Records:
________________________
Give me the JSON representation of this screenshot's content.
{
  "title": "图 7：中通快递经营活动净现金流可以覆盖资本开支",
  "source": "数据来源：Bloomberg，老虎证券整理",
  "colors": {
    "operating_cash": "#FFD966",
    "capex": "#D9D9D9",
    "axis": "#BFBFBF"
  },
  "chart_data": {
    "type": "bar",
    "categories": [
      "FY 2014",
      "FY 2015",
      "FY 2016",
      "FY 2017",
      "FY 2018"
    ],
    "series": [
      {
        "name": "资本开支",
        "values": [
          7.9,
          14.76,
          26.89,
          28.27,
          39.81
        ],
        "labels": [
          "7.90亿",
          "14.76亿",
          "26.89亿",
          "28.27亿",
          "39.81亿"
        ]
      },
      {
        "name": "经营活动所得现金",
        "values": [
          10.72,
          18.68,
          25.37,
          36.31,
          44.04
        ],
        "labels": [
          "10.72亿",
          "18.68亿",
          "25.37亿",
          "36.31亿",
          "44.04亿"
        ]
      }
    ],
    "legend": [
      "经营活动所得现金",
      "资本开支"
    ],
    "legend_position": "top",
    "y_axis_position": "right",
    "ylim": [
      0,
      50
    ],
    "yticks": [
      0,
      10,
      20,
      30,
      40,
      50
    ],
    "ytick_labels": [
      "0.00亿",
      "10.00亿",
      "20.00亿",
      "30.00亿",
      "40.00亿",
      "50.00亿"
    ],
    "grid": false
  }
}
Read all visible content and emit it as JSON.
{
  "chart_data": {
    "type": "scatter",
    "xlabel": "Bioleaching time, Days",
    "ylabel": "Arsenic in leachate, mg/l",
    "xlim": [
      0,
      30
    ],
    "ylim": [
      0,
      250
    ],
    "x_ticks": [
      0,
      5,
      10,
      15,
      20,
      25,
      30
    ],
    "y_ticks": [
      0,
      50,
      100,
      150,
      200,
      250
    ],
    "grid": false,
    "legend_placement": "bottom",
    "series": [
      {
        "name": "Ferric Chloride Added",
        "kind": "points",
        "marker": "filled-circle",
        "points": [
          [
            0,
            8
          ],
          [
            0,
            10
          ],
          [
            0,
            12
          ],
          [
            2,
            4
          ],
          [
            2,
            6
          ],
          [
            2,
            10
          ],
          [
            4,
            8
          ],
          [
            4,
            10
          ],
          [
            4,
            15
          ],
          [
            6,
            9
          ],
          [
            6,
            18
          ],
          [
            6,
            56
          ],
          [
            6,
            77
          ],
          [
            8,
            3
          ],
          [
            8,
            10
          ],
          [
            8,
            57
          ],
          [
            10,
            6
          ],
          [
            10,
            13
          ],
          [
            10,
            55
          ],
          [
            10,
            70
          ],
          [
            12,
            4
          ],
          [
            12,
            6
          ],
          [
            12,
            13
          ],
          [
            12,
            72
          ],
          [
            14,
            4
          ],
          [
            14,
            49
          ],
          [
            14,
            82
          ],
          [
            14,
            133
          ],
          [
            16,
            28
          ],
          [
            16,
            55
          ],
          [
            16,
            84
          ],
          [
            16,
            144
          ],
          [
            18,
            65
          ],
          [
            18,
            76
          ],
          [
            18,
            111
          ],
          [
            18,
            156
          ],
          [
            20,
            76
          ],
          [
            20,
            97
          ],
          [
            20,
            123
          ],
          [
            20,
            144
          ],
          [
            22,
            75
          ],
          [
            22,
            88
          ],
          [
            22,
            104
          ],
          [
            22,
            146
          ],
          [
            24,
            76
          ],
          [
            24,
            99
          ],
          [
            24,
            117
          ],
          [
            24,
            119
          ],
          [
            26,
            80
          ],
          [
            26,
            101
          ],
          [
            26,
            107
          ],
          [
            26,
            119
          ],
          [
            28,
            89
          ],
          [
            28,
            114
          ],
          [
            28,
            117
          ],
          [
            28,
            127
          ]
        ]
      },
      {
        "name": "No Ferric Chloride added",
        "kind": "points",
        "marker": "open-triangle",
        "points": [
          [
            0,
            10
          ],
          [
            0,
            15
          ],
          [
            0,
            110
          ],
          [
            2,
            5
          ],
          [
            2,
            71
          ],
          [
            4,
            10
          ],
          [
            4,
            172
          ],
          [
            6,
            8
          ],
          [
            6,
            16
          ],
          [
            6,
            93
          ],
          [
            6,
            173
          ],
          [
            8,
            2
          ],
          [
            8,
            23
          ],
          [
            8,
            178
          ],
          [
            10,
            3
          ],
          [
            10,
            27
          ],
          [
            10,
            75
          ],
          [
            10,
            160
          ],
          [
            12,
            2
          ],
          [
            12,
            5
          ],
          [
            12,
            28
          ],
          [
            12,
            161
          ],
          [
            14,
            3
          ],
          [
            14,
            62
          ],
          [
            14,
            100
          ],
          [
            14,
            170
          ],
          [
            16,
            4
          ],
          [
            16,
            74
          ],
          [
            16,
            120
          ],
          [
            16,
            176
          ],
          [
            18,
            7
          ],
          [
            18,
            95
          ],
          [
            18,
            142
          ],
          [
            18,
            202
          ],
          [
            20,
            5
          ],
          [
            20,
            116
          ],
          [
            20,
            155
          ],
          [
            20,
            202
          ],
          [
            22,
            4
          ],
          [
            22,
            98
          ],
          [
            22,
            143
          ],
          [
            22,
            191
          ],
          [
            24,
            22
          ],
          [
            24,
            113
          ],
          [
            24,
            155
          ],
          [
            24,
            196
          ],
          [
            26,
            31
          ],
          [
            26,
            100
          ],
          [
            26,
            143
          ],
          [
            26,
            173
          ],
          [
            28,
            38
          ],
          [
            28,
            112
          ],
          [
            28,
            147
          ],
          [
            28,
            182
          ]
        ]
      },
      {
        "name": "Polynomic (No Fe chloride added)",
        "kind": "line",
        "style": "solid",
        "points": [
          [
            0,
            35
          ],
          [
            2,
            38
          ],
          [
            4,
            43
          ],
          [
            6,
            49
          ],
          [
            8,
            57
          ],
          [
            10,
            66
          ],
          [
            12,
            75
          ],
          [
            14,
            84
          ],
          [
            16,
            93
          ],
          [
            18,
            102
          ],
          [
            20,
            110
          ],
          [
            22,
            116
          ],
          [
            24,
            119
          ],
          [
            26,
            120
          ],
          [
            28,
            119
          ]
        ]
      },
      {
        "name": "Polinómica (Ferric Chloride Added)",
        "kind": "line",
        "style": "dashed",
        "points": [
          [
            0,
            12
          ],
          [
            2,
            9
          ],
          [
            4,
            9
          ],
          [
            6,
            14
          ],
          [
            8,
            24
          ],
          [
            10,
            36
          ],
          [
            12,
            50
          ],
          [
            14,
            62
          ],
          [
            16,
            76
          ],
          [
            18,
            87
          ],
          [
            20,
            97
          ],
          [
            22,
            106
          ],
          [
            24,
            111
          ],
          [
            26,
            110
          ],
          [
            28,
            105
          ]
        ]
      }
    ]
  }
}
________________________
Repeat the entries above exactly, leaving nothing out.

Give me the JSON representation of this screenshot's content.
{
  "title": "图 7：中通快递经营活动净现金流可以覆盖资本开支",
  "source": "数据来源：Bloomberg，老虎证券整理",
  "colors": {
    "operating_cash": "#FFD966",
    "capex": "#D9D9D9",
    "axis": "#BFBFBF"
  },
  "chart_data": {
    "type": "bar",
    "categories": [
      "FY 2014",
      "FY 2015",
      "FY 2016",
      "FY 2017",
      "FY 2018"
    ],
    "series": [
      {
        "name": "资本开支",
        "values": [
          7.9,
          14.76,
          26.89,
          28.27,
          39.81
        ],
        "labels": [
          "7.90亿",
          "14.76亿",
          "26.89亿",
          "28.27亿",
          "39.81亿"
        ]
      },
      {
        "name": "经营活动所得现金",
        "values": [
          10.72,
          18.68,
          25.37,
          36.31,
          44.04
        ],
        "labels": [
          "10.72亿",
          "18.68亿",
          "25.37亿",
          "36.31亿",
          "44.04亿"
        ]
      }
    ],
    "legend": [
      "经营活动所得现金",
      "资本开支"
    ],
    "legend_position": "top",
    "y_axis_position": "right",
    "ylim": [
      0,
      50
    ],
    "yticks": [
      0,
      10,
      20,
      30,
      40,
      50
    ],
    "ytick_labels": [
      "0.00亿",
      "10.00亿",
      "20.00亿",
      "30.00亿",
      "40.00亿",
      "50.00亿"
    ],
    "grid": false
  }
}
Read all visible content and emit it as JSON.
{
  "chart_data": {
    "type": "scatter",
    "xlabel": "Bioleaching time, Days",
    "ylabel": "Arsenic in leachate, mg/l",
    "xlim": [
      0,
      30
    ],
    "ylim": [
      0,
      250
    ],
    "x_ticks": [
      0,
      5,
      10,
      15,
      20,
      25,
      30
    ],
    "y_ticks": [
      0,
      50,
      100,
      150,
      200,
      250
    ],
    "grid": false,
    "legend_placement": "bottom",
    "series": [
      {
        "name": "Ferric Chloride Added",
        "kind": "points",
        "marker": "filled-circle",
        "points": [
          [
            0,
            8
          ],
          [
            0,
            10
          ],
          [
            0,
            12
          ],
          [
            2,
            4
          ],
          [
            2,
            6
          ],
          [
            2,
            10
          ],
          [
            4,
            8
          ],
          [
            4,
            10
          ],
          [
            4,
            15
          ],
          [
            6,
            9
          ],
          [
            6,
            18
          ],
          [
            6,
            56
          ],
          [
            6,
            77
          ],
          [
            8,
            3
          ],
          [
            8,
            10
          ],
          [
            8,
            57
          ],
          [
            10,
            6
          ],
          [
            10,
            13
          ],
          [
            10,
            55
          ],
          [
            10,
            70
          ],
          [
            12,
            4
          ],
          [
            12,
            6
          ],
          [
            12,
            13
          ],
          [
            12,
            72
          ],
          [
            14,
            4
          ],
          [
            14,
            49
          ],
          [
            14,
            82
          ],
          [
            14,
            133
          ],
          [
            16,
            28
          ],
          [
            16,
            55
          ],
          [
            16,
            84
          ],
          [
            16,
            144
          ],
          [
            18,
            65
          ],
          [
            18,
            76
          ],
          [
            18,
            111
          ],
          [
            18,
            156
          ],
          [
            20,
            76
          ],
          [
            20,
            97
          ],
          [
            20,
            123
          ],
          [
            20,
            144
          ],
          [
            22,
            75
          ],
          [
            22,
            88
          ],
          [
            22,
            104
          ],
          [
            22,
            146
          ],
          [
            24,
            76
          ],
          [
            24,
            99
          ],
          [
            24,
            117
          ],
          [
            24,
            119
          ],
          [
            26,
            80
          ],
          [
            26,
            101
          ],
          [
            26,
            107
          ],
          [
            26,
            119
          ],
          [
            28,
            89
          ],
          [
            28,
            114
          ],
          [
            28,
            117
          ],
          [
            28,
            127
          ]
        ]
      },
      {
        "name": "No Ferric Chloride added",
        "kind": "points",
        "marker": "open-triangle",
        "points": [
          [
            0,
            10
          ],
          [
            0,
            15
          ],
          [
            0,
            110
          ],
          [
            2,
            5
          ],
          [
            2,
            71
          ],
          [
            4,
            10
          ],
          [
            4,
            172
          ],
          [
            6,
            8
          ],
          [
            6,
            16
          ],
          [
            6,
            93
          ],
          [
            6,
            173
          ],
          [
            8,
            2
          ],
          [
            8,
            23
          ],
          [
            8,
            178
          ],
          [
            10,
            3
          ],
          [
            10,
            27
          ],
          [
            10,
            75
          ],
          [
            10,
            160
          ],
          [
            12,
            2
          ],
          [
            12,
            5
          ],
          [
            12,
            28
          ],
          [
            12,
            161
          ],
          [
            14,
            3
          ],
          [
            14,
            62
          ],
          [
            14,
            100
          ],
          [
            14,
            170
          ],
          [
            16,
            4
          ],
          [
            16,
            74
          ],
          [
            16,
            120
          ],
          [
            16,
            176
          ],
          [
            18,
            7
          ],
          [
            18,
            95
          ],
          [
            18,
            142
          ],
          [
            18,
            202
          ],
          [
            20,
            5
          ],
          [
            20,
            116
          ],
          [
            20,
            155
          ],
          [
            20,
            202
          ],
          [
            22,
            4
          ],
          [
            22,
            98
          ],
          [
            22,
            143
          ],
          [
            22,
            191
          ],
          [
            24,
            22
          ],
          [
            24,
            113
          ],
          [
            24,
            155
          ],
          [
            24,
            196
          ],
          [
            26,
            31
          ],
          [
            26,
            100
          ],
          [
            26,
            143
          ],
          [
            26,
            173
          ],
          [
            28,
            38
          ],
          [
            28,
            112
          ],
          [
            28,
            147
          ],
          [
            28,
            182
          ]
        ]
      },
      {
        "name": "Polynomic (No Fe chloride added)",
        "kind": "line",
        "style": "solid",
        "points": [
          [
            0,
            35
          ],
          [
            2,
            38
          ],
          [
            4,
            43
          ],
          [
            6,
            49
          ],
          [
            8,
            57
          ],
          [
            10,
            66
          ],
          [
            12,
            75
          ],
          [
            14,
            84
          ],
          [
            16,
            93
          ],
          [
            18,
            102
          ],
          [
            20,
            110
          ],
          [
            22,
            116
          ],
          [
            24,
            119
          ],
          [
            26,
            120
          ],
          [
            28,
            119
          ]
        ]
      },
      {
        "name": "Polinómica (Ferric Chloride Added)",
        "kind": "line",
        "style": "dashed",
        "points": [
          [
            0,
            12
          ],
          [
            2,
            9
          ],
          [
            4,
            9
          ],
          [
            6,
            14
          ],
          [
            8,
            24
          ],
          [
            10,
            36
          ],
          [
            12,
            50
          ],
          [
            14,
            62
          ],
          [
            16,
            76
          ],
          [
            18,
            87
          ],
          [
            20,
            97
          ],
          [
            22,
            106
          ],
          [
            24,
            111
          ],
          [
            26,
            110
          ],
          [
            28,
            105
          ]
        ]
      }
    ]
  }
}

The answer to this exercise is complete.